• **To be done**
Give the material again in full, matching it exactly.

────────

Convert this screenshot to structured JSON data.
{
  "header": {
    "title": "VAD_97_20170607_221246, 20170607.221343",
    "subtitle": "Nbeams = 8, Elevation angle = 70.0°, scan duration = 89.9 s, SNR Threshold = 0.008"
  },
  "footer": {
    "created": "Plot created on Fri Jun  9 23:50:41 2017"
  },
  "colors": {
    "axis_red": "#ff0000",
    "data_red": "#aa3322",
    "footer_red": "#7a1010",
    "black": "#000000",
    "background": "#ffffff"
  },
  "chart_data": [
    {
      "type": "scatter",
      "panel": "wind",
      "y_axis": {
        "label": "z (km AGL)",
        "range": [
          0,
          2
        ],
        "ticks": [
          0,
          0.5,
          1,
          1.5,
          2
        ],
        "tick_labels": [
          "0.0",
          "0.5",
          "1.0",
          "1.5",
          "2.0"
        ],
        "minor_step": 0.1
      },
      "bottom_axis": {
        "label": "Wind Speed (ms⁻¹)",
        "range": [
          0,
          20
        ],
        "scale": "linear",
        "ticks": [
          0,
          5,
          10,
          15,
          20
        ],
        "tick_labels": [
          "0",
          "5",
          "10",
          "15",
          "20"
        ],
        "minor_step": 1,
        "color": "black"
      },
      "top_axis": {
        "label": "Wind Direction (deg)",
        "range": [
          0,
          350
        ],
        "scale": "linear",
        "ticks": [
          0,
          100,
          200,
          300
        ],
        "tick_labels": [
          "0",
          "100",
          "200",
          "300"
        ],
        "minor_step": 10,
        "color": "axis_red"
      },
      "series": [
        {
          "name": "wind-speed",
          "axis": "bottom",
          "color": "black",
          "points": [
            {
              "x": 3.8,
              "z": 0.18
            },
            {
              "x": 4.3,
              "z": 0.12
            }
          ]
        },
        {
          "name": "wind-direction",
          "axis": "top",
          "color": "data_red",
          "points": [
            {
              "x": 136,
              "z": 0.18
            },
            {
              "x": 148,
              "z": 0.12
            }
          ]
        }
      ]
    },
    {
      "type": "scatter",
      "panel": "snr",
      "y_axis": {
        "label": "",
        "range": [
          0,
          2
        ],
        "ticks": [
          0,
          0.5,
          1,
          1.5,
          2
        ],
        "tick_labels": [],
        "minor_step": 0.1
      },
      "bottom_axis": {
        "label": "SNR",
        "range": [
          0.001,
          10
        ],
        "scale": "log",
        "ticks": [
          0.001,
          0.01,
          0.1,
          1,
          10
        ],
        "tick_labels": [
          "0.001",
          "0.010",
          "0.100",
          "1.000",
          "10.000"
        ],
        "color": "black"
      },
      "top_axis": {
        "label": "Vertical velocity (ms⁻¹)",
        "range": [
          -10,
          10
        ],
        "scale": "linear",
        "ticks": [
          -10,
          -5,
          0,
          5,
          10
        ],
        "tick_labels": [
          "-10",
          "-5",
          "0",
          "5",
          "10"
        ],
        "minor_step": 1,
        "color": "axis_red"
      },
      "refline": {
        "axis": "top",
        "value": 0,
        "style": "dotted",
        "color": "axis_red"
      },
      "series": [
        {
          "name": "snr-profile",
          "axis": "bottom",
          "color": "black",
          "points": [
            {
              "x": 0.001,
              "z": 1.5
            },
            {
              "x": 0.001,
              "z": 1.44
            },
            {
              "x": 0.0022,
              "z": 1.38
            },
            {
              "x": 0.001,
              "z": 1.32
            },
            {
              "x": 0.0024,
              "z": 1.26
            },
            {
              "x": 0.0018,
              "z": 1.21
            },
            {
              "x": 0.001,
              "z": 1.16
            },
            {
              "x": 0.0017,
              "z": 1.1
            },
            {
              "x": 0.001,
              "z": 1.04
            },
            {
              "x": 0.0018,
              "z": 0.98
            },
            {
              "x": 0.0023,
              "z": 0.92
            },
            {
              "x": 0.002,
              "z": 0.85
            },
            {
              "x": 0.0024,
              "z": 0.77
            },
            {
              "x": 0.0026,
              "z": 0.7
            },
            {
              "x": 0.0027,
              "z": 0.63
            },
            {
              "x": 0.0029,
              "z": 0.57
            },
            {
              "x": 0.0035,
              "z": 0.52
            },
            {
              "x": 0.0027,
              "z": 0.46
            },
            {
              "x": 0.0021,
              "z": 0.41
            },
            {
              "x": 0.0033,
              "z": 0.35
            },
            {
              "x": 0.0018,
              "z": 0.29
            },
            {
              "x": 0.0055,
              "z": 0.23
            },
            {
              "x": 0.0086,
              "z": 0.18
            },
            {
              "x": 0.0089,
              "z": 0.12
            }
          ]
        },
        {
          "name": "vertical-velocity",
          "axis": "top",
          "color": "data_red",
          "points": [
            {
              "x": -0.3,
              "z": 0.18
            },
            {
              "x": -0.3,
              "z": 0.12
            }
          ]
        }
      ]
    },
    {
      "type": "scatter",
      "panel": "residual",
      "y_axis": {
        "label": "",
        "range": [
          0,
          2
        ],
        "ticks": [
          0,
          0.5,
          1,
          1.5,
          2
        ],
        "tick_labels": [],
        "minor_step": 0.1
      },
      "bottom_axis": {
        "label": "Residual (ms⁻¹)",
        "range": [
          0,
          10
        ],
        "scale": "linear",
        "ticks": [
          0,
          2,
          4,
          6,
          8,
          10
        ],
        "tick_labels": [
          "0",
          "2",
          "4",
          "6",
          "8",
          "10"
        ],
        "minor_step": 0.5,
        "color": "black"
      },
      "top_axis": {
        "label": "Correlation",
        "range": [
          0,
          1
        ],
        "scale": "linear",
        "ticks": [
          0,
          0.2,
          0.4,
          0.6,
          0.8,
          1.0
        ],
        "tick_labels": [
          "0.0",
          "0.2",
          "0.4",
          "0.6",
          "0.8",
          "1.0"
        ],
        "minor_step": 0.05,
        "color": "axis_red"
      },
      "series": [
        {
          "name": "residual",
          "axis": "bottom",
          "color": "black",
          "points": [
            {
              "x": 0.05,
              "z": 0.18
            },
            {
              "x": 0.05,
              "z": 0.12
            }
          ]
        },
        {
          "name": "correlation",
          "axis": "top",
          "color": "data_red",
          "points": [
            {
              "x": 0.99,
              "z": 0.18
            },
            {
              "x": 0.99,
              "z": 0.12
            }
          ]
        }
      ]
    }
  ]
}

────────

• **Exercise result**
Convert this screenshot to structured JSON data.
{
  "header": {
    "title": "VAD_97_20170607_221246, 20170607.221343",
    "subtitle": "Nbeams = 8, Elevation angle = 70.0°, scan duration = 89.9 s, SNR Threshold = 0.008"
  },
  "footer": {
    "created": "Plot created on Fri Jun  9 23:50:41 2017"
  },
  "colors": {
    "axis_red": "#ff0000",
    "data_red": "#aa3322",
    "footer_red": "#7a1010",
    "black": "#000000",
    "background": "#ffffff"
  },
  "chart_data": [
    {
      "type": "scatter",
      "panel": "wind",
      "y_axis": {
        "label": "z (km AGL)",
        "range": [
          0,
          2
        ],
        "ticks": [
          0,
          0.5,
          1,
          1.5,
          2
        ],
        "tick_labels": [
          "0.0",
          "0.5",
          "1.0",
          "1.5",
          "2.0"
        ],
        "minor_step": 0.1
      },
      "bottom_axis": {
        "label": "Wind Speed (ms⁻¹)",
        "range": [
          0,
          20
        ],
        "scale": "linear",
        "ticks": [
          0,
          5,
          10,
          15,
          20
        ],
        "tick_labels": [
          "0",
          "5",
          "10",
          "15",
          "20"
        ],
        "minor_step": 1,
        "color": "black"
      },
      "top_axis": {
        "label": "Wind Direction (deg)",
        "range": [
          0,
          350
        ],
        "scale": "linear",
        "ticks": [
          0,
          100,
          200,
          300
        ],
        "tick_labels": [
          "0",
          "100",
          "200",
          "300"
        ],
        "minor_step": 10,
        "color": "axis_red"
      },
      "series": [
        {
          "name": "wind-speed",
          "axis": "bottom",
          "color": "black",
          "points": [
            {
              "x": 3.8,
              "z": 0.18
            },
            {
              "x": 4.3,
              "z": 0.12
            }
          ]
        },
        {
          "name": "wind-direction",
          "axis": "top",
          "color": "data_red",
          "points": [
            {
              "x": 136,
              "z": 0.18
            },
            {
              "x": 148,
              "z": 0.12
            }
          ]
        }
      ]
    },
    {
      "type": "scatter",
      "panel": "snr",
      "y_axis": {
        "label": "",
        "range": [
          0,
          2
        ],
        "ticks": [
          0,
          0.5,
          1,
          1.5,
          2
        ],
        "tick_labels": [],
        "minor_step": 0.1
      },
      "bottom_axis": {
        "label": "SNR",
        "range": [
          0.001,
          10
        ],
        "scale": "log",
        "ticks": [
          0.001,
          0.01,
          0.1,
          1,
          10
        ],
        "tick_labels": [
          "0.001",
          "0.010",
          "0.100",
          "1.000",
          "10.000"
        ],
        "color": "black"
      },
      "top_axis": {
        "label": "Vertical velocity (ms⁻¹)",
        "range": [
          -10,
          10
        ],
        "scale": "linear",
        "ticks": [
          -10,
          -5,
          0,
          5,
          10
        ],
        "tick_labels": [
          "-10",
          "-5",
          "0",
          "5",
          "10"
        ],
        "minor_step": 1,
        "color": "axis_red"
      },
      "refline": {
        "axis": "top",
        "value": 0,
        "style": "dotted",
        "color": "axis_red"
      },
      "series": [
        {
          "name": "snr-profile",
          "axis": "bottom",
          "color": "black",
          "points": [
            {
              "x": 0.001,
              "z": 1.5
            },
            {
              "x": 0.001,
              "z": 1.44
            },
            {
              "x": 0.0022,
              "z": 1.38
            },
            {
              "x": 0.001,
              "z": 1.32
            },
            {
              "x": 0.0024,
              "z": 1.26
            },
            {
              "x": 0.0018,
              "z": 1.21
            },
            {
              "x": 0.001,
              "z": 1.16
            },
            {
              "x": 0.0017,
              "z": 1.1
            },
            {
              "x": 0.001,
              "z": 1.04
            },
            {
              "x": 0.0018,
              "z": 0.98
            },
            {
              "x": 0.0023,
              "z": 0.92
            },
            {
              "x": 0.002,
              "z": 0.85
            },
            {
              "x": 0.0024,
              "z": 0.77
            },
            {
              "x": 0.0026,
              "z": 0.7
            },
            {
              "x": 0.0027,
              "z": 0.63
            },
            {
              "x": 0.0029,
              "z": 0.57
            },
            {
              "x": 0.0035,
              "z": 0.52
            },
            {
              "x": 0.0027,
              "z": 0.46
            },
            {
              "x": 0.0021,
              "z": 0.41
            },
            {
              "x": 0.0033,
              "z": 0.35
            },
            {
              "x": 0.0018,
              "z": 0.29
            },
            {
              "x": 0.0055,
              "z": 0.23
            },
            {
              "x": 0.0086,
              "z": 0.18
            },
            {
              "x": 0.0089,
              "z": 0.12
            }
          ]
        },
        {
          "name": "vertical-velocity",
          "axis": "top",
          "color": "data_red",
          "points": [
            {
              "x": -0.3,
              "z": 0.18
            },
            {
              "x": -0.3,
              "z": 0.12
            }
          ]
        }
      ]
    },
    {
      "type": "scatter",
      "panel": "residual",
      "y_axis": {
        "label": "",
        "range": [
          0,
          2
        ],
        "ticks": [
          0,
          0.5,
          1,
          1.5,
          2
        ],
        "tick_labels": [],
        "minor_step": 0.1
      },
      "bottom_axis": {
        "label": "Residual (ms⁻¹)",
        "range": [
          0,
          10
        ],
        "scale": "linear",
        "ticks": [
          0,
          2,
          4,
          6,
          8,
          10
        ],
        "tick_labels": [
          "0",
          "2",
          "4",
          "6",
          "8",
          "10"
        ],
        "minor_step": 0.5,
        "color": "black"
      },
      "top_axis": {
        "label": "Correlation",
        "range": [
          0,
          1
        ],
        "scale": "linear",
        "ticks": [
          0,
          0.2,
          0.4,
          0.6,
          0.8,
          1.0
        ],
        "tick_labels": [
          "0.0",
          "0.2",
          "0.4",
          "0.6",
          "0.8",
          "1.0"
        ],
        "minor_step": 0.05,
        "color": "axis_red"
      },
      "series": [
        {
          "name": "residual",
          "axis": "bottom",
          "color": "black",
          "points": [
            {
              "x": 0.05,
              "z": 0.18
            },
            {
              "x": 0.05,
              "z": 0.12
            }
          ]
        },
        {
          "name": "correlation",
          "axis": "top",
          "color": "data_red",
          "points": [
            {
              "x": 0.99,
              "z": 0.18
            },
            {
              "x": 0.99,
              "z": 0.12
            }
          ]
        }
      ]
    }
  ]
}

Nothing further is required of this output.